Dataset rows about figures:
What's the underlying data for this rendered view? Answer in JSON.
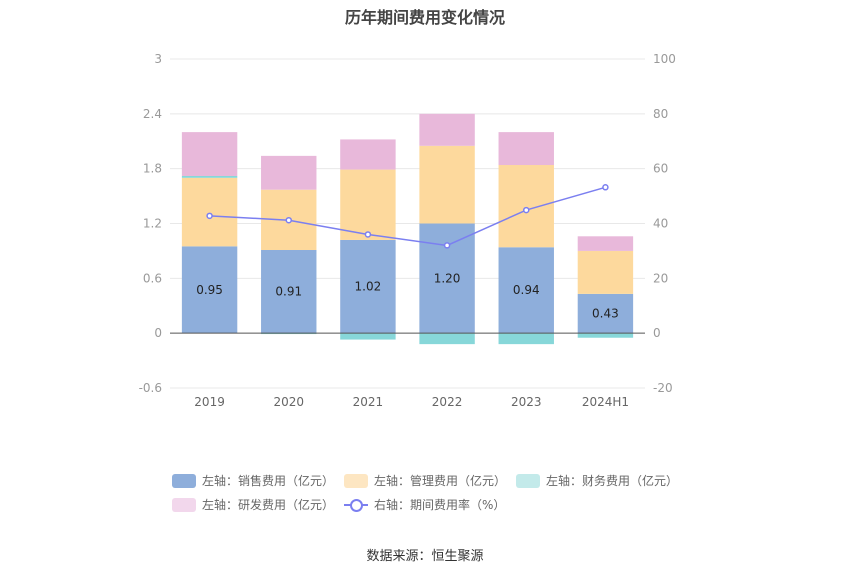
{
  "chart_data": {
    "type": "bar",
    "title": "历年期间费用变化情况",
    "categories": [
      "2019",
      "2020",
      "2021",
      "2022",
      "2023",
      "2024H1"
    ],
    "left_axis": {
      "ticks": [
        "3",
        "2.4",
        "1.8",
        "1.2",
        "0.6",
        "0",
        "-0.6"
      ],
      "ylim": [
        -0.6,
        3
      ]
    },
    "right_axis": {
      "ticks": [
        "100",
        "80",
        "60",
        "40",
        "20",
        "0",
        "-20"
      ],
      "ylim": [
        -20,
        100
      ]
    },
    "stacked": true,
    "series": [
      {
        "name": "左轴：销售费用（亿元）",
        "axis": "left",
        "type": "bar",
        "color": "#8eaedb",
        "values": [
          0.95,
          0.91,
          1.02,
          1.2,
          0.94,
          0.43
        ],
        "labels": [
          "0.95",
          "0.91",
          "1.02",
          "1.20",
          "0.94",
          "0.43"
        ]
      },
      {
        "name": "左轴：管理费用（亿元）",
        "axis": "left",
        "type": "bar",
        "color": "#fdd99d",
        "values": [
          0.75,
          0.66,
          0.77,
          0.85,
          0.9,
          0.47
        ]
      },
      {
        "name": "左轴：财务费用（亿元）",
        "axis": "left",
        "type": "bar",
        "color": "#87d7d9",
        "values": [
          0.02,
          -0.01,
          -0.07,
          -0.12,
          -0.12,
          -0.05
        ]
      },
      {
        "name": "左轴：研发费用（亿元）",
        "axis": "left",
        "type": "bar",
        "color": "#e8b8da",
        "values": [
          0.48,
          0.37,
          0.33,
          0.35,
          0.36,
          0.16
        ]
      },
      {
        "name": "右轴：期间费用率（%）",
        "axis": "right",
        "type": "line",
        "color": "#7b7ff0",
        "values": [
          42.8,
          41.2,
          36.0,
          32.0,
          44.9,
          53.2
        ]
      }
    ],
    "legend_position": "bottom",
    "grid": true
  },
  "source": "数据来源：恒生聚源",
  "colors": {
    "axis_text": "#999999",
    "grid": "#e8e8e8",
    "axis_line": "#555555"
  }
}
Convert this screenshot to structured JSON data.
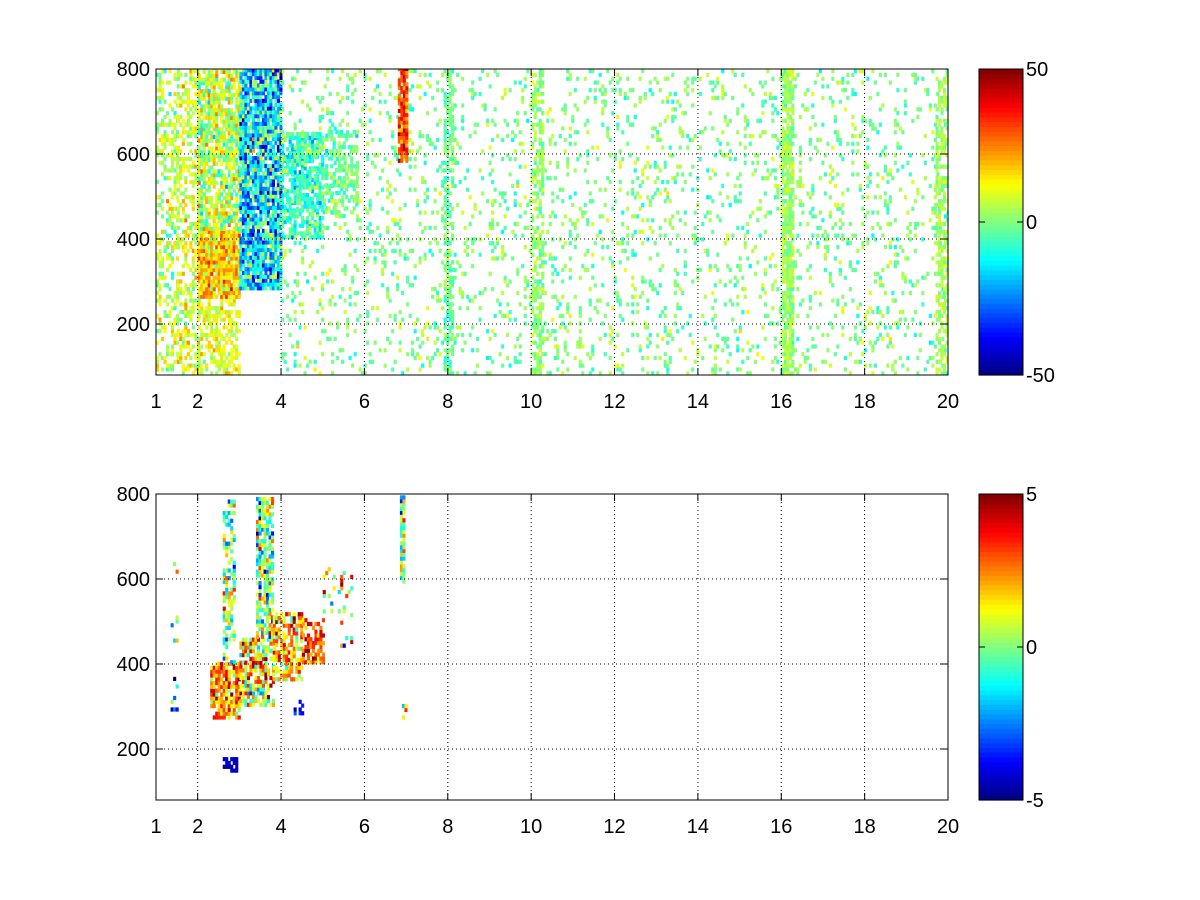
{
  "figure": {
    "background": "#ffffff"
  },
  "chart_data": [
    {
      "type": "heatmap",
      "panel": "top",
      "title": "",
      "xlabel": "",
      "ylabel": "",
      "xlim": [
        1,
        20
      ],
      "ylim": [
        80,
        800
      ],
      "x_ticks": [
        1,
        2,
        4,
        6,
        8,
        10,
        12,
        14,
        16,
        18,
        20
      ],
      "x_tick_labels": [
        "1",
        "2",
        "4",
        "6",
        "8",
        "10",
        "12",
        "14",
        "16",
        "18",
        "20"
      ],
      "y_ticks": [
        200,
        400,
        600,
        800
      ],
      "y_tick_labels": [
        "200",
        "400",
        "600",
        "800"
      ],
      "grid": true,
      "colormap": "jet",
      "clim": [
        -50,
        50
      ],
      "colorbar_ticks": [
        -50,
        0,
        50
      ],
      "colorbar_tick_labels": [
        "-50",
        "0",
        "50"
      ],
      "value_density": [
        {
          "x": [
            1.0,
            1.5
          ],
          "y": [
            80,
            800
          ],
          "density": 0.35,
          "mean": 5,
          "sd": 10
        },
        {
          "x": [
            1.5,
            2.0
          ],
          "y": [
            80,
            800
          ],
          "density": 0.45,
          "mean": 8,
          "sd": 10
        },
        {
          "x": [
            2.0,
            3.0
          ],
          "y": [
            80,
            260
          ],
          "density": 0.55,
          "mean": 10,
          "sd": 8
        },
        {
          "x": [
            2.0,
            3.0
          ],
          "y": [
            260,
            420
          ],
          "density": 0.95,
          "mean": 18,
          "sd": 12
        },
        {
          "x": [
            2.0,
            3.0
          ],
          "y": [
            420,
            800
          ],
          "density": 0.75,
          "mean": 6,
          "sd": 14
        },
        {
          "x": [
            3.0,
            4.0
          ],
          "y": [
            280,
            800
          ],
          "density": 0.9,
          "mean": -15,
          "sd": 20
        },
        {
          "x": [
            4.0,
            5.0
          ],
          "y": [
            400,
            650
          ],
          "density": 0.7,
          "mean": -8,
          "sd": 10
        },
        {
          "x": [
            5.0,
            5.8
          ],
          "y": [
            450,
            650
          ],
          "density": 0.4,
          "mean": -3,
          "sd": 8
        },
        {
          "x": [
            4.0,
            20.0
          ],
          "y": [
            80,
            800
          ],
          "density": 0.12,
          "mean": 0,
          "sd": 8
        },
        {
          "x": [
            6.8,
            7.0
          ],
          "y": [
            580,
            800
          ],
          "density": 0.9,
          "mean": 32,
          "sd": 10
        },
        {
          "x": [
            7.9,
            8.1
          ],
          "y": [
            80,
            800
          ],
          "density": 0.5,
          "mean": -2,
          "sd": 6
        },
        {
          "x": [
            10.0,
            10.3
          ],
          "y": [
            80,
            800
          ],
          "density": 0.5,
          "mean": 2,
          "sd": 6
        },
        {
          "x": [
            16.0,
            16.3
          ],
          "y": [
            80,
            800
          ],
          "density": 0.8,
          "mean": 3,
          "sd": 6
        },
        {
          "x": [
            19.7,
            20.0
          ],
          "y": [
            80,
            800
          ],
          "density": 0.5,
          "mean": 4,
          "sd": 6
        }
      ]
    },
    {
      "type": "heatmap",
      "panel": "bottom",
      "title": "",
      "xlabel": "",
      "ylabel": "",
      "xlim": [
        1,
        20
      ],
      "ylim": [
        80,
        800
      ],
      "x_ticks": [
        1,
        2,
        4,
        6,
        8,
        10,
        12,
        14,
        16,
        18,
        20
      ],
      "x_tick_labels": [
        "1",
        "2",
        "4",
        "6",
        "8",
        "10",
        "12",
        "14",
        "16",
        "18",
        "20"
      ],
      "y_ticks": [
        200,
        400,
        600,
        800
      ],
      "y_tick_labels": [
        "200",
        "400",
        "600",
        "800"
      ],
      "grid": true,
      "colormap": "jet",
      "clim": [
        -5,
        5
      ],
      "colorbar_ticks": [
        -5,
        0,
        5
      ],
      "colorbar_tick_labels": [
        "-5",
        "0",
        "5"
      ],
      "value_density": [
        {
          "x": [
            2.3,
            3.0
          ],
          "y": [
            270,
            400
          ],
          "density": 0.85,
          "mean": 2.5,
          "sd": 1.8
        },
        {
          "x": [
            2.6,
            2.9
          ],
          "y": [
            400,
            780
          ],
          "density": 0.55,
          "mean": 0,
          "sd": 2.5
        },
        {
          "x": [
            3.0,
            3.8
          ],
          "y": [
            300,
            460
          ],
          "density": 0.7,
          "mean": 1.5,
          "sd": 2.5
        },
        {
          "x": [
            3.4,
            3.8
          ],
          "y": [
            460,
            790
          ],
          "density": 0.7,
          "mean": 0,
          "sd": 2.8
        },
        {
          "x": [
            3.8,
            4.5
          ],
          "y": [
            360,
            520
          ],
          "density": 0.6,
          "mean": 2,
          "sd": 2
        },
        {
          "x": [
            4.5,
            5.0
          ],
          "y": [
            400,
            500
          ],
          "density": 0.5,
          "mean": 3,
          "sd": 1.5
        },
        {
          "x": [
            5.0,
            5.7
          ],
          "y": [
            430,
            620
          ],
          "density": 0.12,
          "mean": 1,
          "sd": 3
        },
        {
          "x": [
            2.6,
            2.95
          ],
          "y": [
            145,
            175
          ],
          "density": 0.8,
          "mean": -4.5,
          "sd": 0.3
        },
        {
          "x": [
            6.85,
            6.95
          ],
          "y": [
            590,
            790
          ],
          "density": 0.95,
          "mean": 0,
          "sd": 2.5
        },
        {
          "x": [
            6.9,
            7.0
          ],
          "y": [
            270,
            310
          ],
          "density": 0.5,
          "mean": 0,
          "sd": 4
        },
        {
          "x": [
            1.35,
            1.5
          ],
          "y": [
            100,
            700
          ],
          "density": 0.06,
          "mean": 0,
          "sd": 4
        },
        {
          "x": [
            4.3,
            4.5
          ],
          "y": [
            280,
            320
          ],
          "density": 0.3,
          "mean": -4,
          "sd": 0.5
        }
      ]
    }
  ]
}
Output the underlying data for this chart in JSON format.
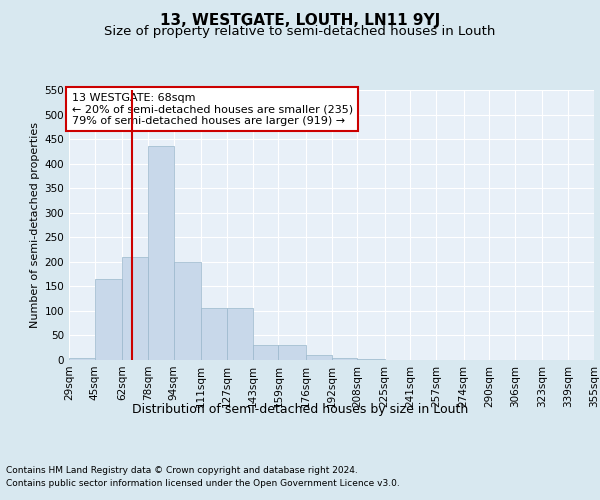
{
  "title": "13, WESTGATE, LOUTH, LN11 9YJ",
  "subtitle": "Size of property relative to semi-detached houses in Louth",
  "xlabel": "Distribution of semi-detached houses by size in Louth",
  "ylabel": "Number of semi-detached properties",
  "footer1": "Contains HM Land Registry data © Crown copyright and database right 2024.",
  "footer2": "Contains public sector information licensed under the Open Government Licence v3.0.",
  "annotation_line1": "13 WESTGATE: 68sqm",
  "annotation_line2": "← 20% of semi-detached houses are smaller (235)",
  "annotation_line3": "79% of semi-detached houses are larger (919) →",
  "property_size": 68,
  "bar_color": "#c8d8ea",
  "bar_edge_color": "#9ab8cc",
  "redline_color": "#cc0000",
  "annotation_box_color": "#cc0000",
  "bin_edges": [
    29,
    45,
    62,
    78,
    94,
    111,
    127,
    143,
    159,
    176,
    192,
    208,
    225,
    241,
    257,
    274,
    290,
    306,
    323,
    339,
    355
  ],
  "bar_heights": [
    5,
    165,
    210,
    435,
    200,
    105,
    105,
    30,
    30,
    10,
    5,
    2,
    1,
    0,
    0,
    1,
    0,
    0,
    1,
    0
  ],
  "ylim": [
    0,
    550
  ],
  "yticks": [
    0,
    50,
    100,
    150,
    200,
    250,
    300,
    350,
    400,
    450,
    500,
    550
  ],
  "background_color": "#d8e8f0",
  "plot_background_color": "#e8f0f8",
  "grid_color": "#ffffff",
  "title_fontsize": 11,
  "subtitle_fontsize": 9.5,
  "xlabel_fontsize": 9,
  "ylabel_fontsize": 8,
  "tick_fontsize": 7.5,
  "annotation_fontsize": 8,
  "footer_fontsize": 6.5
}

--- Problem details ---
Work out how many lines of the data above hold the word "houses", and write only the count.

--- Full answer ---
4